Records provided

◇ ◇ ◇ ◇

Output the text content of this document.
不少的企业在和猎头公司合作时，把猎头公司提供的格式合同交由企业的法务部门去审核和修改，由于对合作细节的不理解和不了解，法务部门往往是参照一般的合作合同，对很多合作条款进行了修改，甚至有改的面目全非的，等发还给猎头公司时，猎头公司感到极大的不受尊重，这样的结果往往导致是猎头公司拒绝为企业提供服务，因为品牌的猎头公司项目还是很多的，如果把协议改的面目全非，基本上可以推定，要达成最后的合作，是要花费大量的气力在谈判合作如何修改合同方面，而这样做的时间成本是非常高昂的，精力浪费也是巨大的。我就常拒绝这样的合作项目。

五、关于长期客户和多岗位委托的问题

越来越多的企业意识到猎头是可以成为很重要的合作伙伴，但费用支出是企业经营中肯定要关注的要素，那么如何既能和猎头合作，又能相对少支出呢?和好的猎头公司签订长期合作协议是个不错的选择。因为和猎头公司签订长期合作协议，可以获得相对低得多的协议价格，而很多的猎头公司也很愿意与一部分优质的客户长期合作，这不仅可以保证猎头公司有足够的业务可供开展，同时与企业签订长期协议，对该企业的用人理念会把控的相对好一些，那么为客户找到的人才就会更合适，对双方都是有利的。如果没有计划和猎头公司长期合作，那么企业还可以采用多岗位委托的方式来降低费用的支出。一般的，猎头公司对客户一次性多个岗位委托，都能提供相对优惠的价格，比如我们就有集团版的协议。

◇ ◇ ◇ ◇

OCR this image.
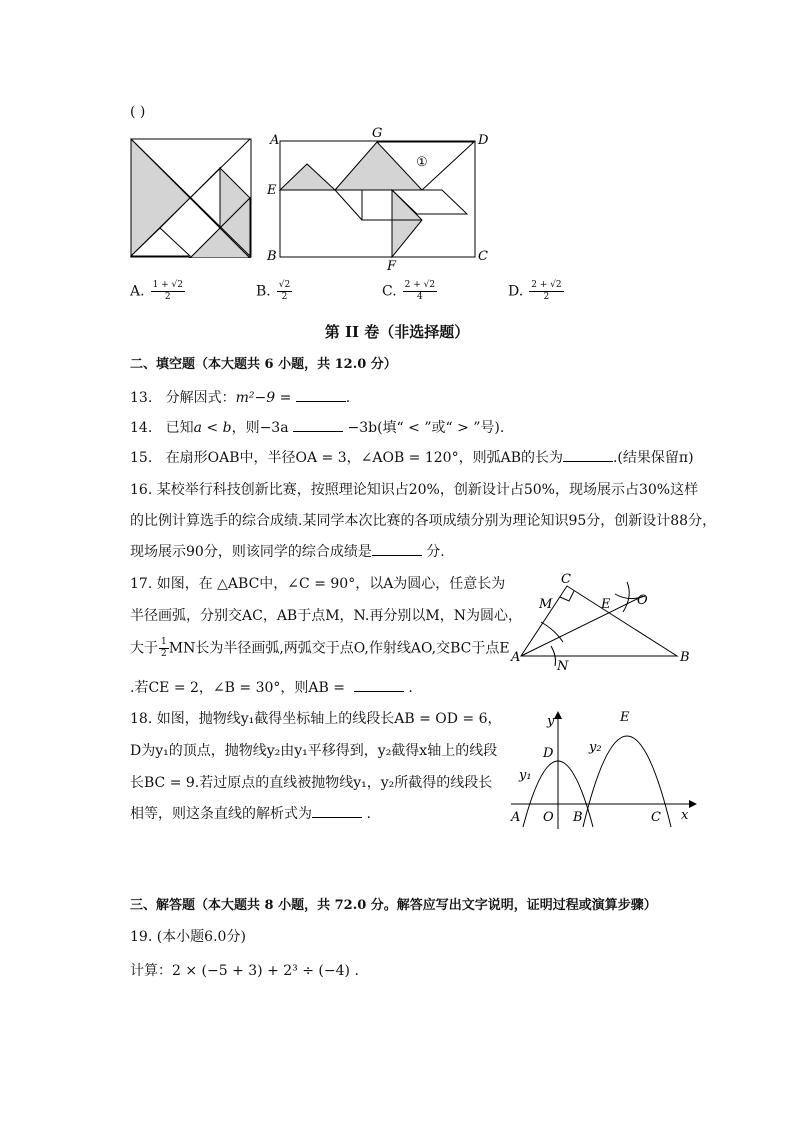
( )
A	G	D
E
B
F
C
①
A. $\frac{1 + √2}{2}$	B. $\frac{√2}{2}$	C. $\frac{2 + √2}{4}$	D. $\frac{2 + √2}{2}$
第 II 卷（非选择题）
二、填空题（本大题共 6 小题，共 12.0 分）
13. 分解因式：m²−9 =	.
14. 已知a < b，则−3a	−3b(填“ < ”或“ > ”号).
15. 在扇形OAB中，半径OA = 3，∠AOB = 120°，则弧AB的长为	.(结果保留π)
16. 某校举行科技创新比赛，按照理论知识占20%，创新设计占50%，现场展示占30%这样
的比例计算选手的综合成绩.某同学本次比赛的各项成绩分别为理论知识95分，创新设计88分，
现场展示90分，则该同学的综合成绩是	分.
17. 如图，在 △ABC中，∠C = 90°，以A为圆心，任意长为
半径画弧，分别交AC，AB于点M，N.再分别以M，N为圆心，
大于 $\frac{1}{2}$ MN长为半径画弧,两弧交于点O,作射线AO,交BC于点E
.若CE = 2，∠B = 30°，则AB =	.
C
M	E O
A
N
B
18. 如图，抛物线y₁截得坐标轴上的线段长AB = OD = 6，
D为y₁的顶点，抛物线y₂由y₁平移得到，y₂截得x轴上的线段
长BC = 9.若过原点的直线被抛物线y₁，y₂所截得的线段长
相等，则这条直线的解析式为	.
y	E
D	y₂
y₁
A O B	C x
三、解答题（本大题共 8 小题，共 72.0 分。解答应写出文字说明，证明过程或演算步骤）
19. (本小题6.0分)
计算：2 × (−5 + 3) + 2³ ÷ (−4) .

◇ ◇ ◇ ◇

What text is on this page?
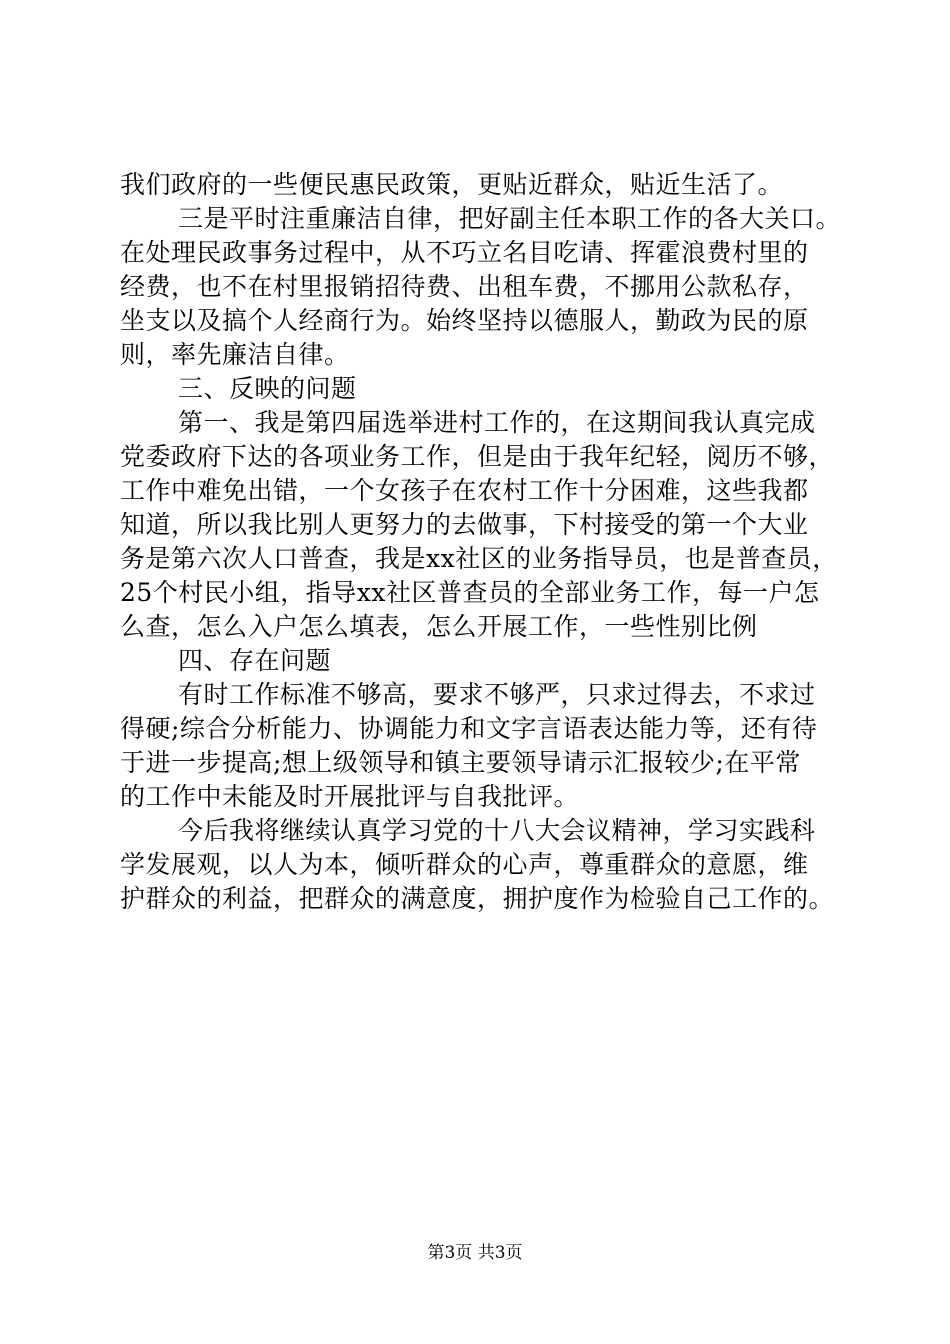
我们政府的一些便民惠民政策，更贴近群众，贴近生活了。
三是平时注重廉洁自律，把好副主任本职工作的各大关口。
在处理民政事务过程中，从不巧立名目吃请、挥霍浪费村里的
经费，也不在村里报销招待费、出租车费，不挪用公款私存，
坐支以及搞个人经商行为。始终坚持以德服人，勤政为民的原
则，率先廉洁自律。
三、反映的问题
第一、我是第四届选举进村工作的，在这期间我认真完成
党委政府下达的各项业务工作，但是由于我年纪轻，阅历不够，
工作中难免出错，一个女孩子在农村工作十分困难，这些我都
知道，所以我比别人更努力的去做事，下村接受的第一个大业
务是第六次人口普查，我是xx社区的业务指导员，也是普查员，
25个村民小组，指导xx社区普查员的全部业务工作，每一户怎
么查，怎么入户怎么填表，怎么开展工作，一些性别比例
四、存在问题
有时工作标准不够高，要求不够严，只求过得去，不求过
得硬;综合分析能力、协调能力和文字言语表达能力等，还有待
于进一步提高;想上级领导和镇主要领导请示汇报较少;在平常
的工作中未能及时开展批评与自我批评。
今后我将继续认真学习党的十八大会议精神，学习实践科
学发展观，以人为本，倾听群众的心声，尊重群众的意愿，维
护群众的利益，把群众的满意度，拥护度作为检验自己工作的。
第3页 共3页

◇ ◇ ◇ ◇

What to work on
Tally every line of the data that holds the word "本大题共" and write the count alone.

Response to the task
2